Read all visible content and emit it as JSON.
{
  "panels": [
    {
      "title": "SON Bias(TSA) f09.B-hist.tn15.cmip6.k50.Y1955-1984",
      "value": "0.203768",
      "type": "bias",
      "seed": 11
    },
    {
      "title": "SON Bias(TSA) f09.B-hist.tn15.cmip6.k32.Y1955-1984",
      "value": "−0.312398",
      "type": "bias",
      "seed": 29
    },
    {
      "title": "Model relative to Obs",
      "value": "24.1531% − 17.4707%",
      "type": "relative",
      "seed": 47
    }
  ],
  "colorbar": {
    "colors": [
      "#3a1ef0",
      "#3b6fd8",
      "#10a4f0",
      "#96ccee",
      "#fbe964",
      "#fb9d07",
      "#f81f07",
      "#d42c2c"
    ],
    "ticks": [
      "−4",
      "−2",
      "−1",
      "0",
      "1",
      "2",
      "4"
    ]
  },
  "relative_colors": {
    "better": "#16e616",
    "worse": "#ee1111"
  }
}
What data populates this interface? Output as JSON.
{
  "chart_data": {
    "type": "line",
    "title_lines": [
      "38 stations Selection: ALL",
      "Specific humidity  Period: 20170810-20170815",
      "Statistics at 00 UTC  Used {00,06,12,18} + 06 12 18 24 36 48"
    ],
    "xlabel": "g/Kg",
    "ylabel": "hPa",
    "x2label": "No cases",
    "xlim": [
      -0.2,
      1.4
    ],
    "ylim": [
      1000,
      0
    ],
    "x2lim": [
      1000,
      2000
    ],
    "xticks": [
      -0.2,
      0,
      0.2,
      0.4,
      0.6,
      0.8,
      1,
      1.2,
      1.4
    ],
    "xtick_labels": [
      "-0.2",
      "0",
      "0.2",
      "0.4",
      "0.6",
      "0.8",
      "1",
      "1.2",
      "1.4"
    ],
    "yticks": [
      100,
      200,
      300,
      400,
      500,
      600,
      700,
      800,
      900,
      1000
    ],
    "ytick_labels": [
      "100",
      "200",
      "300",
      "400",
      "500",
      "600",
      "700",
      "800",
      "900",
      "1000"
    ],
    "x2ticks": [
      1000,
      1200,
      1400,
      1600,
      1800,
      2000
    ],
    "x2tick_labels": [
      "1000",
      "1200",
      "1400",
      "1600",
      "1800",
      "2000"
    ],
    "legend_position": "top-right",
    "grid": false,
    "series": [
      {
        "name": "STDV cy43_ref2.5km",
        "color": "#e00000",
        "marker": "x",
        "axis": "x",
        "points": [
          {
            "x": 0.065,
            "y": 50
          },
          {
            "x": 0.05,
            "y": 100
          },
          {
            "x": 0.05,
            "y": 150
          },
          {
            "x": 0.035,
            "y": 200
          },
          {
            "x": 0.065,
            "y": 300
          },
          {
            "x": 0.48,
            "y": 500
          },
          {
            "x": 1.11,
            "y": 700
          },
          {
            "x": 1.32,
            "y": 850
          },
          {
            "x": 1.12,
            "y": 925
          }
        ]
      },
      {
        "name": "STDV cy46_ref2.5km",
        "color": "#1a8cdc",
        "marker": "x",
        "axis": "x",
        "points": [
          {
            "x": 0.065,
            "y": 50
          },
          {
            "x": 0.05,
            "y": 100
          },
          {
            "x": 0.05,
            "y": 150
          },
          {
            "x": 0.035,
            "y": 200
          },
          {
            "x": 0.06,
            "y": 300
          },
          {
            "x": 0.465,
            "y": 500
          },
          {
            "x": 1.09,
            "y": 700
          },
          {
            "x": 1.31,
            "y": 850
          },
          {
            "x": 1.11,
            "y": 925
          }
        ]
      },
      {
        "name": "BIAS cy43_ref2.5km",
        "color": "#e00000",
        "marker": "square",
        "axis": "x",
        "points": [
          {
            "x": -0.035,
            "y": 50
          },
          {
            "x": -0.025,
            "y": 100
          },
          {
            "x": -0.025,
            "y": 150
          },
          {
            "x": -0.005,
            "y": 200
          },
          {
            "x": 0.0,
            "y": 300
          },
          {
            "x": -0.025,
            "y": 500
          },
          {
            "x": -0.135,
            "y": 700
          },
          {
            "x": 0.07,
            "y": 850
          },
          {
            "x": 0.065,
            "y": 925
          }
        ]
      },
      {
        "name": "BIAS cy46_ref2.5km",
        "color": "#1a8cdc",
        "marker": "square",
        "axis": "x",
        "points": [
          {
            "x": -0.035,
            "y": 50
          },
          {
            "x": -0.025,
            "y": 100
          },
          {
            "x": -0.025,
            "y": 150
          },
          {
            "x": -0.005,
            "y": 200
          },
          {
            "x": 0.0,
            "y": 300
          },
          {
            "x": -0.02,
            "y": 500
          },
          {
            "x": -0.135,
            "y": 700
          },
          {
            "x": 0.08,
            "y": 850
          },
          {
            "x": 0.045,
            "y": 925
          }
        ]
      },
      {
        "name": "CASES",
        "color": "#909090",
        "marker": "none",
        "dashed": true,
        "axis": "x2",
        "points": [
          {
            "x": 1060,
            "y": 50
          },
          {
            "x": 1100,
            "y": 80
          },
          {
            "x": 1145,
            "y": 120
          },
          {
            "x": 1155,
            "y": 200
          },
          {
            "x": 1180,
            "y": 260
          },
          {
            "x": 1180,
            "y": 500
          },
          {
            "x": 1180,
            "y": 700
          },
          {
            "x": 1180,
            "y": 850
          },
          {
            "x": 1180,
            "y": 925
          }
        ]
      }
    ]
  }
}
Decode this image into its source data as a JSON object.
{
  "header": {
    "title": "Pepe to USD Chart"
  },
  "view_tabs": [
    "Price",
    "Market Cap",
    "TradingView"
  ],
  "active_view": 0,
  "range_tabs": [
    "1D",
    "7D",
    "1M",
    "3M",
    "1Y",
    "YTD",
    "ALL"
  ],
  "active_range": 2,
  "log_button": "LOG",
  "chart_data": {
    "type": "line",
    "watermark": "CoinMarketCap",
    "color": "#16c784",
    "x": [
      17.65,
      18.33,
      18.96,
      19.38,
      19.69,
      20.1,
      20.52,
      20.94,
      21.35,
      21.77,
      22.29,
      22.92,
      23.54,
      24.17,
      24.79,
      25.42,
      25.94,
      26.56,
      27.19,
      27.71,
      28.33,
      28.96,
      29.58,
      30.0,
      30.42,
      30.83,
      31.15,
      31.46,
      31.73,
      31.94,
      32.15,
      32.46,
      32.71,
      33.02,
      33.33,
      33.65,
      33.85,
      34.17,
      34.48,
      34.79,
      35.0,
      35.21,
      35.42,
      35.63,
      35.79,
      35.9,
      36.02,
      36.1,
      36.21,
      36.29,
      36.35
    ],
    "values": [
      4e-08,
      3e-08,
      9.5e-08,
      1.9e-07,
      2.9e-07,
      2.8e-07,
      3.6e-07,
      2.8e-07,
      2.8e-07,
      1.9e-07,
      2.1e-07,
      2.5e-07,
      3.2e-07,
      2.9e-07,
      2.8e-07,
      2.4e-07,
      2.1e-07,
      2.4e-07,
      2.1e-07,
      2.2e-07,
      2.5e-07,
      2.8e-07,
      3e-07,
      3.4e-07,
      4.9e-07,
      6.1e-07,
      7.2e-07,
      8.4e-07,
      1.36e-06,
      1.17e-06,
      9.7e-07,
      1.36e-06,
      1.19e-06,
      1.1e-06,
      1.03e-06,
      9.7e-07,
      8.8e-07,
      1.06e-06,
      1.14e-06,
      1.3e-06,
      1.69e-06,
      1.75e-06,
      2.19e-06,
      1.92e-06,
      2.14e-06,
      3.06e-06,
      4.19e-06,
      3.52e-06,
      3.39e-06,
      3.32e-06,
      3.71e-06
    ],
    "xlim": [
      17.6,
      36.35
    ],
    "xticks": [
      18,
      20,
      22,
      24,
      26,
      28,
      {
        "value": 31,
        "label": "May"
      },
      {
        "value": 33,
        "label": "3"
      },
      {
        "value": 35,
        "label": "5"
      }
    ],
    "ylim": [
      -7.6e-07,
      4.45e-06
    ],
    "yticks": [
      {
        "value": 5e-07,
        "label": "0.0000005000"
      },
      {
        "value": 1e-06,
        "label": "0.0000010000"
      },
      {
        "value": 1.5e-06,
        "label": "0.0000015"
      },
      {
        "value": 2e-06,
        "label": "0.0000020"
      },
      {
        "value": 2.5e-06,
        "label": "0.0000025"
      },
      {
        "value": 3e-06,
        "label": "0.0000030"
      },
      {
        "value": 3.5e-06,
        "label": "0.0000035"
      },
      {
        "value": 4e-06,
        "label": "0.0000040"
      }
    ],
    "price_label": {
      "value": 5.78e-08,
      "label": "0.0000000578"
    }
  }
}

......

• [THE PROBLEM]
Where a line holds the string "hist", copy that line.

• [RESULT OF THIS EXERCISE]
      "title": "SON Bias(TSA) f09.B-hist.tn15.cmip6.k50.Y1955-1984",
      "title": "SON Bias(TSA) f09.B-hist.tn15.cmip6.k32.Y1955-1984",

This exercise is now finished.